提示文:
□ □ □ □

とーらーぬぇーこーターンv ワンバンコ☆
かなり昔〜、かな〜りの小劇場公開で、
どないせーっちゅうねんっ!
っつーパンチの効いたタイトルに魅かれて予備知識なくみたら、
あらあら、結構なスターリン政権批判だわ
かぁちゃんはアレになっちゃうわで、
うっかり、タイトルに突っ込み入れるつもりが、
どっかり、突っ込まれてブルーになった事を思い出したYO。
なにもこんな大寒波の中、こんな薄ら寒い映画みなくても・・・(哀)
あえて極寒の地でガリガリ君を食うのがとらねこスタイルではあるけれどさー
「動くな、死ね、甦れ!」ヴィターリ・カネフスキー
動くな、死ね、甦れ!ZAMRI, UMRI, VOSKRESNI!
1989ロシア
監督・脚本:ヴィターリ・カネフスキー
出演:パーヴェル・ナザーロフ、ディナーラ・ドルカーロワ、エレーナ・ポポワ他
もう一度観たい!
これが89年の映像だとは信じられない。
もうすでに50年くらいは映…
TBしましたよ〜
好きとかキライとかを飛び越して大切な映画をまた一つ発見したです〜って感じでした。
ラストはほんとうに悲しくて、でもどこかあっけらかんとしているのは、なにやらロシア的達観のようなものを感じましたです。
1月にアンコール上映があるみたいなので、モウイチド観てやろうと思っています。
>「『小さな恋のメロディ』を超えた」という触れ込みには、ちょっと賛同できないけれど。
まったくだ。。

□ □ □ □

データ:
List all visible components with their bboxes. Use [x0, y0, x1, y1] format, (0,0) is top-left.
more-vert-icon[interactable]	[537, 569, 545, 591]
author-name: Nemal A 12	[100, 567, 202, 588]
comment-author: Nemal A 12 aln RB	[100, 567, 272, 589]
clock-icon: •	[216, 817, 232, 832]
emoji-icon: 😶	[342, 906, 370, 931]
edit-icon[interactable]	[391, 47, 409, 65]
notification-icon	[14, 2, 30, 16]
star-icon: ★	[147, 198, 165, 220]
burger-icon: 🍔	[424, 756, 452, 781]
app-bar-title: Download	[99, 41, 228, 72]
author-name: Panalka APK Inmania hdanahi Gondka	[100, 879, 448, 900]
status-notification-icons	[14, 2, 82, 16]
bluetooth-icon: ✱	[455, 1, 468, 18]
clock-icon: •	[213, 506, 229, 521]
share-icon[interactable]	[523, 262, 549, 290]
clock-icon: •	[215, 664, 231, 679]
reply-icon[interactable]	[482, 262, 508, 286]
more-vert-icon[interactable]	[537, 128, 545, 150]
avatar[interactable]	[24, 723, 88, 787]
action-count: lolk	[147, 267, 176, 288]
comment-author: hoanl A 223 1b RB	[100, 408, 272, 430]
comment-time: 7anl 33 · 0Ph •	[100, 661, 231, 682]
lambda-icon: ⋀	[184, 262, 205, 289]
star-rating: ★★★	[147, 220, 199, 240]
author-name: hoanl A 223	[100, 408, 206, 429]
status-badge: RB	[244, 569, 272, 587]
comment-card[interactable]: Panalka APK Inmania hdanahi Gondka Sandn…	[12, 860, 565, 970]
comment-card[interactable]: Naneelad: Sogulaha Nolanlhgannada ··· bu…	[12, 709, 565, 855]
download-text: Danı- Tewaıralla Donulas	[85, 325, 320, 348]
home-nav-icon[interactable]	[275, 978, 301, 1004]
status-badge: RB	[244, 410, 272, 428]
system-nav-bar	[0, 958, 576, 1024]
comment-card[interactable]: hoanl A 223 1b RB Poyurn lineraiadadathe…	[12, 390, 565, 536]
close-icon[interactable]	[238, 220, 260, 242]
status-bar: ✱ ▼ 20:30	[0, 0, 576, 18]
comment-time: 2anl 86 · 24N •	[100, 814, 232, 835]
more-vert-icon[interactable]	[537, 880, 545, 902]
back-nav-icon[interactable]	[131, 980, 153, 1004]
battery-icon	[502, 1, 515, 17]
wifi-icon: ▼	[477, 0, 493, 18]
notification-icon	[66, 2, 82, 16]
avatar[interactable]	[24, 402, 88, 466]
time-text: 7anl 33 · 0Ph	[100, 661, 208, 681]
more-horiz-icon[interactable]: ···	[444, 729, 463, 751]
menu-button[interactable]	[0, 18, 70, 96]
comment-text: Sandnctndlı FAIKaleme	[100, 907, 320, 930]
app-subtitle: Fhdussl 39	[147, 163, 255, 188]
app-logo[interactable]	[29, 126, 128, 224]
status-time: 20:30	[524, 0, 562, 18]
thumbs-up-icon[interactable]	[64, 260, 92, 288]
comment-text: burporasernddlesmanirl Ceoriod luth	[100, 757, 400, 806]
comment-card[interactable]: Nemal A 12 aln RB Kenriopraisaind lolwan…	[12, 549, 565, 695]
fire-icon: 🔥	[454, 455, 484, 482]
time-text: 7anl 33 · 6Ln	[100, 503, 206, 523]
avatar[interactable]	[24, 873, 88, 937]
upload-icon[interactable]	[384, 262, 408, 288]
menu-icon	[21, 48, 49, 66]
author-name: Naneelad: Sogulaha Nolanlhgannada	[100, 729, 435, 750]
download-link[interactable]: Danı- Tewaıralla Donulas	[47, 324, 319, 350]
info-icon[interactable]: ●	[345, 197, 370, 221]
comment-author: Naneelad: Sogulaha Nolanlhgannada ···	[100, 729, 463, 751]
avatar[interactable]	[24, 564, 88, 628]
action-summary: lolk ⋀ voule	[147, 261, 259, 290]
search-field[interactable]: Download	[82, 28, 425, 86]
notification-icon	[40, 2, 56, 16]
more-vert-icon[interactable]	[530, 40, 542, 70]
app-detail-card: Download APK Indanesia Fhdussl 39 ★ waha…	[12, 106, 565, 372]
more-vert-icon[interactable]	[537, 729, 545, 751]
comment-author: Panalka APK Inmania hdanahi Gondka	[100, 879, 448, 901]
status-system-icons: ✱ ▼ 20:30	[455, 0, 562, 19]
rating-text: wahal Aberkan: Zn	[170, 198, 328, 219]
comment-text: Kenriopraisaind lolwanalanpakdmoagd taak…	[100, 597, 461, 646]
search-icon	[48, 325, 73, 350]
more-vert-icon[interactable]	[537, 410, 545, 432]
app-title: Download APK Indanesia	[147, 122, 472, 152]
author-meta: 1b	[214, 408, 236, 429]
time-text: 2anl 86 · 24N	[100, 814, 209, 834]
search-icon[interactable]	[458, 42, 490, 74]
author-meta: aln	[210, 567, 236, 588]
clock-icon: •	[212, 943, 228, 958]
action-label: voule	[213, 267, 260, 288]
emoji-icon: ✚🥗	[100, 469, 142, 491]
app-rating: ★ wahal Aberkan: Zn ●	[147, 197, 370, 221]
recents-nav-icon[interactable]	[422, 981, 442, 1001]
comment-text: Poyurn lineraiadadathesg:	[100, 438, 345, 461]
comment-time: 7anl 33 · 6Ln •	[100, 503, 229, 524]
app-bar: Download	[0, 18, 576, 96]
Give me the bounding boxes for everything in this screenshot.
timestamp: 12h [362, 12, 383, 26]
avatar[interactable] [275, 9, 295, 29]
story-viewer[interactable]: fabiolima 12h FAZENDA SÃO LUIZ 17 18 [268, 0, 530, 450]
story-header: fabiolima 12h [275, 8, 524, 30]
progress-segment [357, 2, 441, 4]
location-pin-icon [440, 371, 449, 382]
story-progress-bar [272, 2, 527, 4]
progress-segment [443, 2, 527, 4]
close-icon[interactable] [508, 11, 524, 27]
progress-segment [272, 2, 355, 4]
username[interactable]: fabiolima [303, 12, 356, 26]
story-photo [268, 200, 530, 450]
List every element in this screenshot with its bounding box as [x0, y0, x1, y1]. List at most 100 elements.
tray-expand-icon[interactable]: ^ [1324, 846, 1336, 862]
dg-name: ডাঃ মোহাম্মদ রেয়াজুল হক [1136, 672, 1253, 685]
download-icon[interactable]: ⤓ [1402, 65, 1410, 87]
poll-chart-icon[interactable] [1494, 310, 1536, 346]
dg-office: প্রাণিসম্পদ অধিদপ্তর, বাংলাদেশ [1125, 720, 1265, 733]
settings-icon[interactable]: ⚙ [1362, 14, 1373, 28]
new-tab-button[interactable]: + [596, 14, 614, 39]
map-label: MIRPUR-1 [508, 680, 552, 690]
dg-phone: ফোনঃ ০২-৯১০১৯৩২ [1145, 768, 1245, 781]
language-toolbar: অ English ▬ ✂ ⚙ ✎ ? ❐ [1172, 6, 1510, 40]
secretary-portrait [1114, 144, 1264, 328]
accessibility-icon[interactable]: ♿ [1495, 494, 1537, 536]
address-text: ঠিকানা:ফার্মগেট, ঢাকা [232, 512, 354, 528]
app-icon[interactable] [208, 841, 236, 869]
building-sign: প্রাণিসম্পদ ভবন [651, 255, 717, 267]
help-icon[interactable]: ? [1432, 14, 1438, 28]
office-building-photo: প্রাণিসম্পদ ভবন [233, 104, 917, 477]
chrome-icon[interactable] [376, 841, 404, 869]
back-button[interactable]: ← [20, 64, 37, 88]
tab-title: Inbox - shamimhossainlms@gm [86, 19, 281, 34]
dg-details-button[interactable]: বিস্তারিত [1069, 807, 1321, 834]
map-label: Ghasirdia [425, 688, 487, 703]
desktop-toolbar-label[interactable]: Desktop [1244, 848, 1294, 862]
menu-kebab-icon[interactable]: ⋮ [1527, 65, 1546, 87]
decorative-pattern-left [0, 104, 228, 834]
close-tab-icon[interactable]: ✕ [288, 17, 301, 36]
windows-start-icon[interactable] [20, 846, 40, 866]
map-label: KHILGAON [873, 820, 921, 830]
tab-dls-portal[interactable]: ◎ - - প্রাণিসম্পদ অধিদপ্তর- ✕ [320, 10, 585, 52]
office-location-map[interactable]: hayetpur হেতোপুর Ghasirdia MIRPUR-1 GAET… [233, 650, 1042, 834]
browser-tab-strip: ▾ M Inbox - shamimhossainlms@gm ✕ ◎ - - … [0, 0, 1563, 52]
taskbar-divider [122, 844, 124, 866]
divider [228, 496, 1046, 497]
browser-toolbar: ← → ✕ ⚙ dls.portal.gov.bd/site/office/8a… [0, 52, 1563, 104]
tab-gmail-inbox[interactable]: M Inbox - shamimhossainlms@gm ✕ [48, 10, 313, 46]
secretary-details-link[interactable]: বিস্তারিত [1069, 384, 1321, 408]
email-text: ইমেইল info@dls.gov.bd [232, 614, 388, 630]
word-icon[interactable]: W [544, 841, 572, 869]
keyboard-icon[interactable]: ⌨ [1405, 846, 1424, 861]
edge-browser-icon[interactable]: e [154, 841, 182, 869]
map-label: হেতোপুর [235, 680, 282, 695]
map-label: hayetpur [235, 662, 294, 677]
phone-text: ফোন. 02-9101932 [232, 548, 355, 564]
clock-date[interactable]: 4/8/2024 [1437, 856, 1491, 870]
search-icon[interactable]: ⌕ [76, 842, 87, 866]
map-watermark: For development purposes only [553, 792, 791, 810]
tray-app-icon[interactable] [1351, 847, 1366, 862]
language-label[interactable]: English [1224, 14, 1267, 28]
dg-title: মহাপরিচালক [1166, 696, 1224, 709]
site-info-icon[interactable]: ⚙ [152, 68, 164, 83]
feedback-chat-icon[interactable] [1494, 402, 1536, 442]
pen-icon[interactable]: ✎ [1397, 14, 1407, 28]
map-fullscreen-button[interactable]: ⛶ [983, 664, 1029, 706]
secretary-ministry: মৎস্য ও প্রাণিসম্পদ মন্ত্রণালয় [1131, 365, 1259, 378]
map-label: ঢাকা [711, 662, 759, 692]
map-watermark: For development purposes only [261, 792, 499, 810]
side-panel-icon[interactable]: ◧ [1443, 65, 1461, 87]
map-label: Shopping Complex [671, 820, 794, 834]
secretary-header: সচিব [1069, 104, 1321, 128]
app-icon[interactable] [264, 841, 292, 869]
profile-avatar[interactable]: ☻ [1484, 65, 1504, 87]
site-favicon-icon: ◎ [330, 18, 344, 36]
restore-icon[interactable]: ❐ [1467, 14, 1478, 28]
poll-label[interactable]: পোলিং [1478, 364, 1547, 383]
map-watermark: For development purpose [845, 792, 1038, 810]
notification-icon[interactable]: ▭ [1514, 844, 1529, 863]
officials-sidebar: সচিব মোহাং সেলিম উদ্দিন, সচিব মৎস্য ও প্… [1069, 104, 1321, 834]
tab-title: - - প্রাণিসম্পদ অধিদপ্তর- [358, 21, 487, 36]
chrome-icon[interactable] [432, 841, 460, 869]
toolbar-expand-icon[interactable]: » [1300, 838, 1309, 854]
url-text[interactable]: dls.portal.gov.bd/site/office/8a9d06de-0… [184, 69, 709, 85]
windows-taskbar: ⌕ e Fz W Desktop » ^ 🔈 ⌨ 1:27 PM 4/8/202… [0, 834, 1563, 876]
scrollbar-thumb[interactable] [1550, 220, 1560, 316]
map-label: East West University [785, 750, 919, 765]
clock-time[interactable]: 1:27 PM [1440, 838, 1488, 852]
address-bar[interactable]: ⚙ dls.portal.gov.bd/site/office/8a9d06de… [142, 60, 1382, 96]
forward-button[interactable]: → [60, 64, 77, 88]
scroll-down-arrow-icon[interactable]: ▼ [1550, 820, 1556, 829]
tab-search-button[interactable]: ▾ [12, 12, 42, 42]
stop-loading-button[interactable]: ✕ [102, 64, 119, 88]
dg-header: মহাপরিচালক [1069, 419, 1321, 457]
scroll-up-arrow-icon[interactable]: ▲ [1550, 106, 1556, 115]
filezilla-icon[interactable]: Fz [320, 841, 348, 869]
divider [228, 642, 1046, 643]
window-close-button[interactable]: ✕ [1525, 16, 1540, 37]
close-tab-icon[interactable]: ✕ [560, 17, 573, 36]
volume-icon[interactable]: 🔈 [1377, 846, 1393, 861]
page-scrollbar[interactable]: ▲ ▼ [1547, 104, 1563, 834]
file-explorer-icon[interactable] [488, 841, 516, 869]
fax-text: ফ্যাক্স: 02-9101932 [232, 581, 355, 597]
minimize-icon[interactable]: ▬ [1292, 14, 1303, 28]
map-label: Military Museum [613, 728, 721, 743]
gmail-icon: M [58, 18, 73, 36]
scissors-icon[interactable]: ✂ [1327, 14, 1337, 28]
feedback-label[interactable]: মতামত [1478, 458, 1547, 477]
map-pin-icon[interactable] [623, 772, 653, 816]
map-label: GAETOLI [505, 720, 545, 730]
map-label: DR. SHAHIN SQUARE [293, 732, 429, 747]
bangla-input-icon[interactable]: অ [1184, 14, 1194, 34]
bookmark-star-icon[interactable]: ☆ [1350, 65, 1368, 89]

□ □ □ □

課題内容: 上にある映画「動くな、死ね、甦れ!」についての文章を、最後の「まったくだ。。」の後から書き継げ。

期待する出力:
白髭タンへ
ワンバンコ〜!!久々のコメントありがとうです〜♪
本当、久しぶり〜!
へえ、白髭タンもこれ、映画館に観に行ったのね!珍しい。
確かに、これは評価が分かれそうかな。
ハハハ、極寒の地でガリガリ君を食うって・・・ww
うん、私はどこかロシア映画がしっくり来るところがあるかも。
確かにこれはいまいち、明るい感じのする映画ではないんだけれど・・。
んー、この作品は三部作だから、他の作品とセットにして考えるべきかもしれない、なんて思ったりもする。
私は実は三部作の一番最後を見たんだけれど、それとまるで表と裏のようになっていると思ったんだ。
大戦後のロシアで混迷の中にあると、人間はよりアグレッシブに生きるんだな、と思ったよ。生きることに必死にならざるを得なければいけない精神性が必要になる、というか。
まあ、正直言ってしまえば、面白い映画とは全く違うんだけれど、その三部作の最後の『僕ら、20世紀の子供たち』の方はなかなか面白かったんだよ。
mani_maniさんへ
おはようございますー!コメント返し遅くなって、本当にすみませんでした!ちょっと失念してました。赦して下さい、、、。
>好き嫌いを超えて
本当に。ラストはショックではありますけど、ラストの展開に全体の印象が引きずられるのは、もったいない気がしますね。
>ロシア的達観
なるほど。こういう見方がさすがまーにーさんですよね。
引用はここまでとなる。